* SUPPLIED MATERIAL
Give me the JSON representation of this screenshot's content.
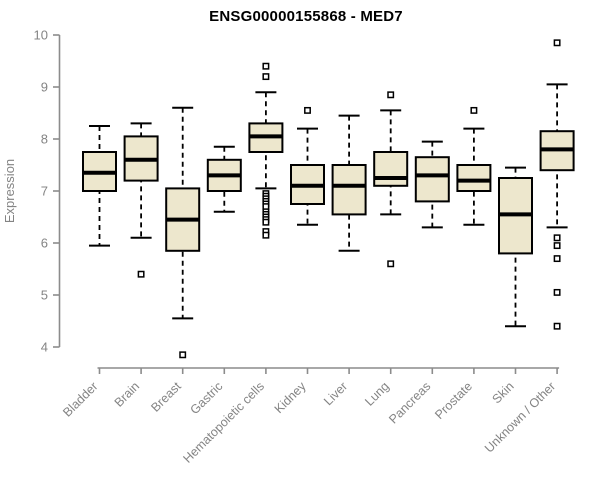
{
  "colors": {
    "background": "#ffffff",
    "box_fill": "#EDE7CD",
    "box_border": "#000000",
    "median": "#000000",
    "whisker": "#000000",
    "outlier_stroke": "#000000",
    "outlier_fill": "#ffffff",
    "axis_line": "#8C8C8C",
    "tick_label": "#848484",
    "title": "#000000"
  },
  "chart_data": {
    "type": "boxplot",
    "title": "ENSG00000155868 - MED7",
    "xlabel": "",
    "ylabel": "Expression",
    "ylim": [
      4,
      10
    ],
    "yticks": [
      4,
      5,
      6,
      7,
      8,
      9,
      10
    ],
    "grid": false,
    "legend": false,
    "categories": [
      "Bladder",
      "Brain",
      "Breast",
      "Gastric",
      "Hematopoietic cells",
      "Kidney",
      "Liver",
      "Lung",
      "Pancreas",
      "Prostate",
      "Skin",
      "Unknown / Other"
    ],
    "series": [
      {
        "category": "Bladder",
        "whisker_low": 5.95,
        "q1": 7.0,
        "median": 7.35,
        "q3": 7.75,
        "whisker_high": 8.25,
        "outliers": []
      },
      {
        "category": "Brain",
        "whisker_low": 6.1,
        "q1": 7.2,
        "median": 7.6,
        "q3": 8.05,
        "whisker_high": 8.3,
        "outliers": [
          5.4
        ]
      },
      {
        "category": "Breast",
        "whisker_low": 4.55,
        "q1": 5.85,
        "median": 6.45,
        "q3": 7.05,
        "whisker_high": 8.6,
        "outliers": [
          3.85
        ]
      },
      {
        "category": "Gastric",
        "whisker_low": 6.6,
        "q1": 7.0,
        "median": 7.3,
        "q3": 7.6,
        "whisker_high": 7.85,
        "outliers": []
      },
      {
        "category": "Hematopoietic cells",
        "whisker_low": 7.05,
        "q1": 7.75,
        "median": 8.05,
        "q3": 8.3,
        "whisker_high": 8.9,
        "outliers": [
          9.4,
          9.2,
          6.95,
          6.9,
          6.85,
          6.8,
          6.75,
          6.7,
          6.6,
          6.55,
          6.5,
          6.45,
          6.4,
          6.22,
          6.15
        ]
      },
      {
        "category": "Kidney",
        "whisker_low": 6.35,
        "q1": 6.75,
        "median": 7.1,
        "q3": 7.5,
        "whisker_high": 8.2,
        "outliers": [
          8.55
        ]
      },
      {
        "category": "Liver",
        "whisker_low": 5.85,
        "q1": 6.55,
        "median": 7.1,
        "q3": 7.5,
        "whisker_high": 8.45,
        "outliers": []
      },
      {
        "category": "Lung",
        "whisker_low": 6.55,
        "q1": 7.1,
        "median": 7.25,
        "q3": 7.75,
        "whisker_high": 8.55,
        "outliers": [
          8.85,
          5.6
        ]
      },
      {
        "category": "Pancreas",
        "whisker_low": 6.3,
        "q1": 6.8,
        "median": 7.3,
        "q3": 7.65,
        "whisker_high": 7.95,
        "outliers": []
      },
      {
        "category": "Prostate",
        "whisker_low": 6.35,
        "q1": 7.0,
        "median": 7.2,
        "q3": 7.5,
        "whisker_high": 8.2,
        "outliers": [
          8.55
        ]
      },
      {
        "category": "Skin",
        "whisker_low": 4.4,
        "q1": 5.8,
        "median": 6.55,
        "q3": 7.25,
        "whisker_high": 7.45,
        "outliers": []
      },
      {
        "category": "Unknown / Other",
        "whisker_low": 6.3,
        "q1": 7.4,
        "median": 7.8,
        "q3": 8.15,
        "whisker_high": 9.05,
        "outliers": [
          9.85,
          6.1,
          5.95,
          5.7,
          5.05,
          4.4
        ]
      }
    ]
  }
}
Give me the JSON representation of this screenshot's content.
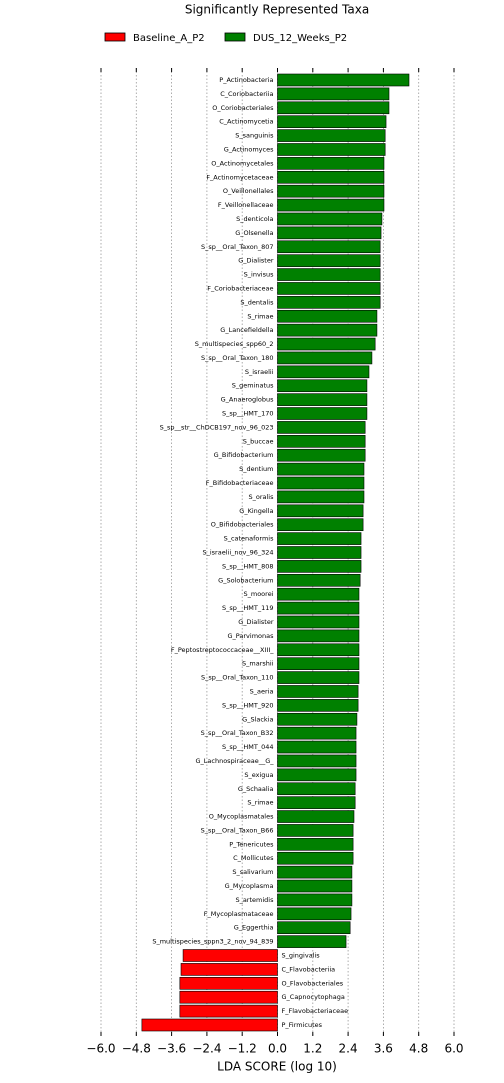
{
  "chart_data": {
    "type": "bar",
    "orientation": "horizontal",
    "title": "Significantly Represented Taxa",
    "x_label": "LDA SCORE (log 10)",
    "categories": [
      "P_Actinobacteria",
      "C_Coriobacteriia",
      "O_Coriobacteriales",
      "C_Actinomycetia",
      "S_sanguinis",
      "G_Actinomyces",
      "O_Actinomycetales",
      "F_Actinomycetaceae",
      "O_Veillonellales",
      "F_Veillonellaceae",
      "S_denticola",
      "G_Olsenella",
      "S_sp__Oral_Taxon_807",
      "G_Dialister",
      "S_invisus",
      "F_Coriobacteriaceae",
      "S_dentalis",
      "S_rimae",
      "G_Lancefieldella",
      "S_multispecies_spp60_2",
      "S_sp__Oral_Taxon_180",
      "S_israelii",
      "S_geminatus",
      "G_Anaeroglobus",
      "S_sp__HMT_170",
      "S_sp__str__ChDCB197_nov_96_023",
      "S_buccae",
      "G_Bifidobacterium",
      "S_dentium",
      "F_Bifidobacteriaceae",
      "S_oralis",
      "G_Kingella",
      "O_Bifidobacteriales",
      "S_catenaformis",
      "S_israelii_nov_96_324",
      "S_sp__HMT_808",
      "G_Solobacterium",
      "S_moorei",
      "S_sp__HMT_119",
      "G_Dialister",
      "G_Parvimonas",
      "F_Peptostreptococcaceae__XIII_",
      "S_marshii",
      "S_sp__Oral_Taxon_110",
      "S_aeria",
      "S_sp__HMT_920",
      "G_Slackia",
      "S_sp__Oral_Taxon_B32",
      "S_sp__HMT_044",
      "G_Lachnospiraceae__G_",
      "S_exigua",
      "G_Schaalia",
      "S_rimae",
      "O_Mycoplasmatales",
      "S_sp__Oral_Taxon_B66",
      "P_Tenericutes",
      "C_Mollicutes",
      "S_salivarium",
      "G_Mycoplasma",
      "S_artemidis",
      "F_Mycoplasmataceae",
      "G_Eggerthia",
      "S_multispecies_sppn3_2_nov_94_839",
      "S_gingivalis",
      "C_Flavobacteriia",
      "O_Flavobacteriales",
      "G_Capnocytophaga",
      "F_Flavobacteriaceae",
      "P_Firmicutes"
    ],
    "series": [
      {
        "name": "Baseline_A_P2",
        "color": "#ff0000",
        "values": [
          null,
          null,
          null,
          null,
          null,
          null,
          null,
          null,
          null,
          null,
          null,
          null,
          null,
          null,
          null,
          null,
          null,
          null,
          null,
          null,
          null,
          null,
          null,
          null,
          null,
          null,
          null,
          null,
          null,
          null,
          null,
          null,
          null,
          null,
          null,
          null,
          null,
          null,
          null,
          null,
          null,
          null,
          null,
          null,
          null,
          null,
          null,
          null,
          null,
          null,
          null,
          null,
          null,
          null,
          null,
          null,
          null,
          null,
          null,
          null,
          null,
          null,
          null,
          -3.21,
          -3.28,
          -3.32,
          -3.32,
          -3.32,
          -4.61
        ]
      },
      {
        "name": "DUS_12_Weeks_P2",
        "color": "#008000",
        "values": [
          4.47,
          3.79,
          3.79,
          3.69,
          3.66,
          3.66,
          3.62,
          3.62,
          3.62,
          3.62,
          3.55,
          3.52,
          3.49,
          3.49,
          3.49,
          3.49,
          3.49,
          3.38,
          3.38,
          3.32,
          3.21,
          3.11,
          3.04,
          3.04,
          3.04,
          2.98,
          2.98,
          2.98,
          2.94,
          2.94,
          2.94,
          2.91,
          2.91,
          2.84,
          2.84,
          2.84,
          2.81,
          2.77,
          2.77,
          2.77,
          2.77,
          2.77,
          2.77,
          2.77,
          2.74,
          2.74,
          2.7,
          2.67,
          2.67,
          2.67,
          2.67,
          2.64,
          2.64,
          2.6,
          2.57,
          2.57,
          2.57,
          2.53,
          2.53,
          2.53,
          2.5,
          2.47,
          2.33,
          null,
          null,
          null,
          null,
          null,
          null
        ]
      }
    ],
    "xlim": [
      -6.0,
      6.0
    ],
    "xticks": [
      {
        "value": -6.0,
        "label": "−6.0"
      },
      {
        "value": -4.8,
        "label": "−4.8"
      },
      {
        "value": -3.6,
        "label": "−3.6"
      },
      {
        "value": -2.4,
        "label": "−2.4"
      },
      {
        "value": -1.2,
        "label": "−1.2"
      },
      {
        "value": 0.0,
        "label": "0.0"
      },
      1.2,
      2.4,
      3.6,
      4.8,
      {
        "value": 6.0,
        "label": "6.0"
      }
    ],
    "grid": true,
    "legend": "top"
  }
}
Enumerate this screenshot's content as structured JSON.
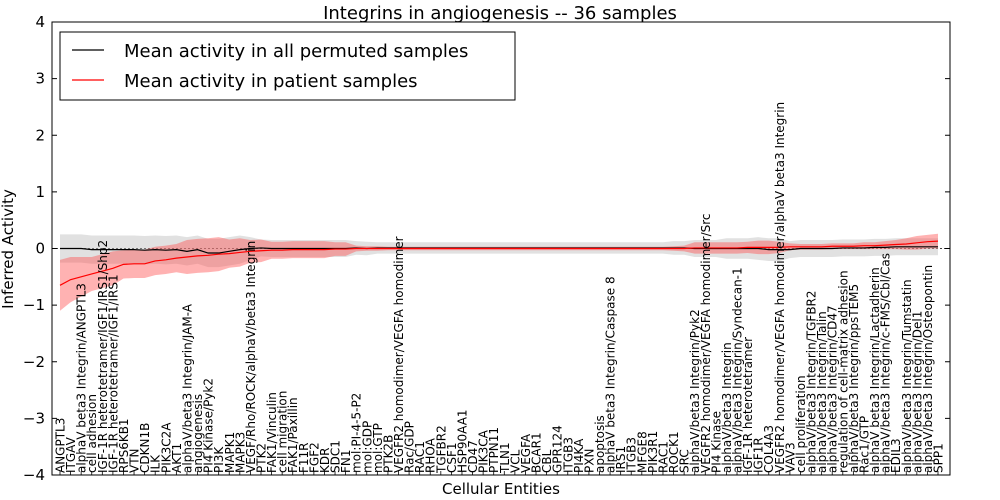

* EXERCISE AIM
Working from the listing above, pick out every line that has "title" and copy it.

* RESULT
    "title": "#000000"
    "title": "ENSG00000155868 - MED7",
    "title": "Significantly Represented Taxa",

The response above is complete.